##### Record list #####

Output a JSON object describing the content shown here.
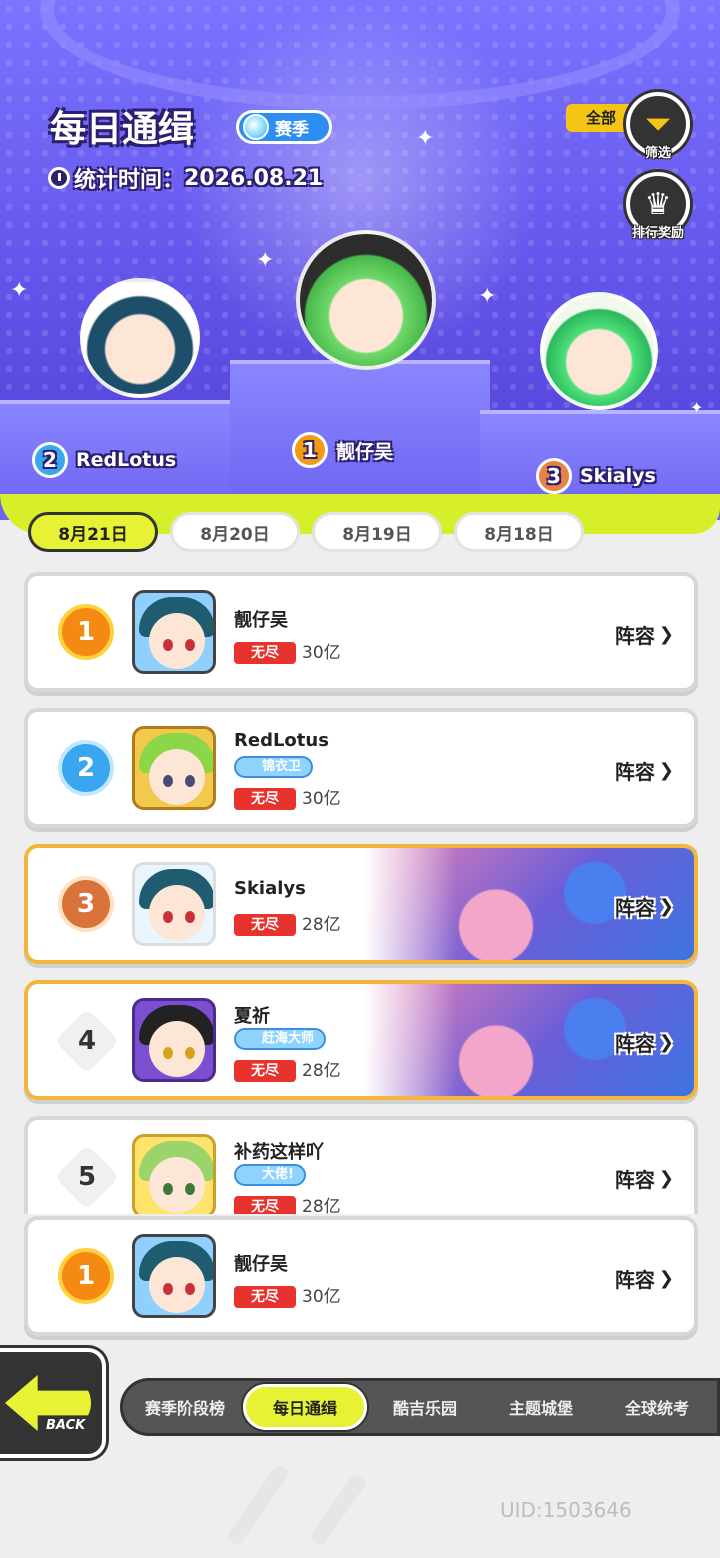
{
  "header": {
    "title": "每日通缉",
    "season_label": "赛季",
    "stat_time_label": "统计时间：",
    "stat_time_value": "2026.08.21",
    "filter_all_label": "全部",
    "filter_label": "筛选",
    "reward_label": "排行奖励"
  },
  "podium": [
    {
      "rank": "2",
      "name": "RedLotus"
    },
    {
      "rank": "1",
      "name": "靓仔吴"
    },
    {
      "rank": "3",
      "name": "Skialys"
    }
  ],
  "date_tabs": [
    {
      "label": "8月21日",
      "active": true
    },
    {
      "label": "8月20日",
      "active": false
    },
    {
      "label": "8月19日",
      "active": false
    },
    {
      "label": "8月18日",
      "active": false
    }
  ],
  "ranks": [
    {
      "rank": "1",
      "name": "靓仔吴",
      "title_tag": "",
      "mode": "无尽",
      "score": "30亿",
      "lineup": "阵容"
    },
    {
      "rank": "2",
      "name": "RedLotus",
      "title_tag": "锦衣卫",
      "mode": "无尽",
      "score": "30亿",
      "lineup": "阵容"
    },
    {
      "rank": "3",
      "name": "Skialys",
      "title_tag": "",
      "mode": "无尽",
      "score": "28亿",
      "lineup": "阵容"
    },
    {
      "rank": "4",
      "name": "夏祈",
      "title_tag": "赶海大师",
      "mode": "无尽",
      "score": "28亿",
      "lineup": "阵容"
    },
    {
      "rank": "5",
      "name": "补药这样吖",
      "title_tag": "大佬!",
      "mode": "无尽",
      "score": "28亿",
      "lineup": "阵容"
    }
  ],
  "my_rank": {
    "rank": "1",
    "name": "靓仔吴",
    "mode": "无尽",
    "score": "30亿",
    "lineup": "阵容"
  },
  "bottom": {
    "back_label": "BACK",
    "nav": [
      "赛季阶段榜",
      "每日通缉",
      "酷吉乐园",
      "主题城堡",
      "全球统考"
    ],
    "uid": "UID:1503646"
  },
  "colors": {
    "accent": "#e7f234",
    "hero": "#6a5cf0",
    "mode_tag": "#e8322e"
  }
}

#####

Reproduce the records, all of them, word for word; omit the pictures.

■ Output for this task ■
Output a JSON object describing the content shown here.
{
  "header": {
    "title": "每日通缉",
    "season_label": "赛季",
    "stat_time_label": "统计时间：",
    "stat_time_value": "2026.08.21",
    "filter_all_label": "全部",
    "filter_label": "筛选",
    "reward_label": "排行奖励"
  },
  "podium": [
    {
      "rank": "2",
      "name": "RedLotus"
    },
    {
      "rank": "1",
      "name": "靓仔吴"
    },
    {
      "rank": "3",
      "name": "Skialys"
    }
  ],
  "date_tabs": [
    {
      "label": "8月21日",
      "active": true
    },
    {
      "label": "8月20日",
      "active": false
    },
    {
      "label": "8月19日",
      "active": false
    },
    {
      "label": "8月18日",
      "active": false
    }
  ],
  "ranks": [
    {
      "rank": "1",
      "name": "靓仔吴",
      "title_tag": "",
      "mode": "无尽",
      "score": "30亿",
      "lineup": "阵容"
    },
    {
      "rank": "2",
      "name": "RedLotus",
      "title_tag": "锦衣卫",
      "mode": "无尽",
      "score": "30亿",
      "lineup": "阵容"
    },
    {
      "rank": "3",
      "name": "Skialys",
      "title_tag": "",
      "mode": "无尽",
      "score": "28亿",
      "lineup": "阵容"
    },
    {
      "rank": "4",
      "name": "夏祈",
      "title_tag": "赶海大师",
      "mode": "无尽",
      "score": "28亿",
      "lineup": "阵容"
    },
    {
      "rank": "5",
      "name": "补药这样吖",
      "title_tag": "大佬!",
      "mode": "无尽",
      "score": "28亿",
      "lineup": "阵容"
    }
  ],
  "my_rank": {
    "rank": "1",
    "name": "靓仔吴",
    "mode": "无尽",
    "score": "30亿",
    "lineup": "阵容"
  },
  "bottom": {
    "back_label": "BACK",
    "nav": [
      "赛季阶段榜",
      "每日通缉",
      "酷吉乐园",
      "主题城堡",
      "全球统考"
    ],
    "uid": "UID:1503646"
  },
  "colors": {
    "accent": "#e7f234",
    "hero": "#6a5cf0",
    "mode_tag": "#e8322e"
  }
}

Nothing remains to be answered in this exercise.